:: RECORD LIST ::

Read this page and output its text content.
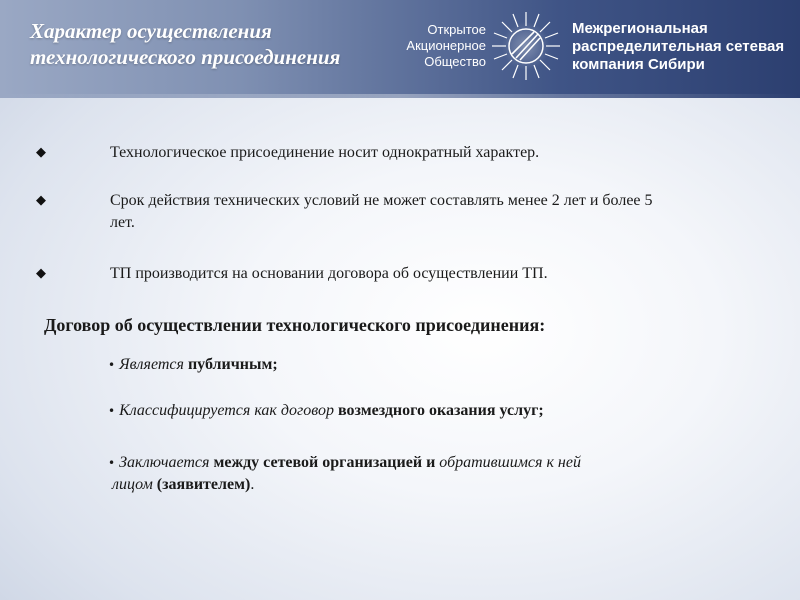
Характер осуществления
технологического присоединения
Открытое
Акционерное
Общество
Межрегиональная
распределительная сетевая
компания Сибири
◆	Технологическое присоединение носит однократный характер.
◆	Срок действия технических условий не может составлять менее 2 лет и более 5
лет.
◆	ТП производится на основании договора об осуществлении ТП.
Договор об осуществлении технологического присоединения:
• Является публичным;
• Классифицируется как договор возмездного оказания услуг;
• Заключается между сетевой организацией и обратившимся к ней
лицом (заявителем).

:::

■ WHAT IS REQUIRED
Without the images, write out each line of the data verbatim.

■ FINISHED ANSWER
Read this page and output its text content.
Характер осуществления
технологического присоединения
Открытое
Акционерное
Общество
Межрегиональная
распределительная сетевая
компания Сибири
◆	Технологическое присоединение носит однократный характер.
◆	Срок действия технических условий не может составлять менее 2 лет и более 5
лет.
◆	ТП производится на основании договора об осуществлении ТП.
Договор об осуществлении технологического присоединения:
• Является публичным;
• Классифицируется как договор возмездного оказания услуг;
• Заключается между сетевой организацией и обратившимся к ней
лицом (заявителем).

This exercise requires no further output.